Dataset excerpt:
- - - - - - -
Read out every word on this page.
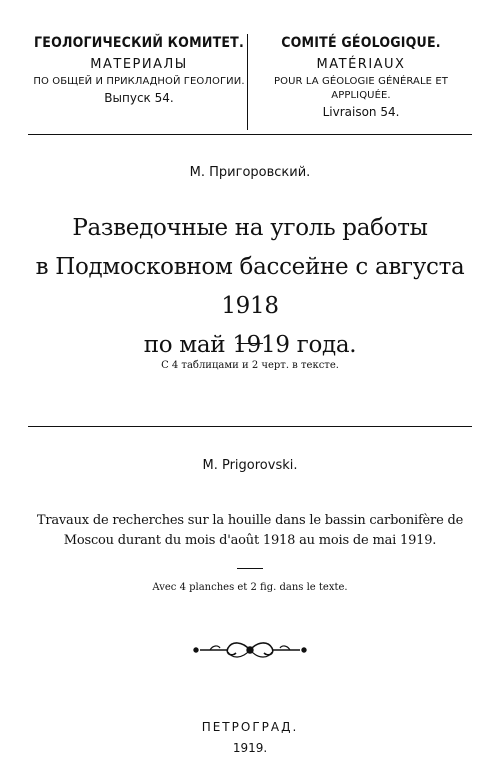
ГЕОЛОГИЧЕСКИЙ КОМИТЕТ.
МАТЕРИАЛЫ
ПО ОБЩЕЙ И ПРИКЛАДНОЙ ГЕОЛОГИИ.
Выпуск 54.
COMITÉ GÉOLOGIQUE.
MATÉRIAUX
POUR LA GÉOLOGIE GÉNÉRALE ET APPLIQUÉE.
Livraison 54.
М. Пригоровский.
Разведочные на уголь работы
в Подмосковном бассейне с августа 1918
по май 1919 года.
С 4 таблицами и 2 черт. в тексте.
M. Prigorovski.
Travaux de recherches sur la houille dans le bassin carbonifère de
Moscou durant du mois d'août 1918 au mois de mai 1919.
Avec 4 planches et 2 fig. dans le texte.
ПЕТРОГРАД.
1919.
- - - - - - -
Written task → Exclude the pictures and repeat every other part of the records word for word.

Answer for this exercise →
Read out every word on this page.
ГЕОЛОГИЧЕСКИЙ КОМИТЕТ.
МАТЕРИАЛЫ
ПО ОБЩЕЙ И ПРИКЛАДНОЙ ГЕОЛОГИИ.
Выпуск 54.
COMITÉ GÉOLOGIQUE.
MATÉRIAUX
POUR LA GÉOLOGIE GÉNÉRALE ET APPLIQUÉE.
Livraison 54.
М. Пригоровский.
Разведочные на уголь работы
в Подмосковном бассейне с августа 1918
по май 1919 года.
С 4 таблицами и 2 черт. в тексте.
M. Prigorovski.
Travaux de recherches sur la houille dans le bassin carbonifère de
Moscou durant du mois d'août 1918 au mois de mai 1919.
Avec 4 planches et 2 fig. dans le texte.
ПЕТРОГРАД.
1919.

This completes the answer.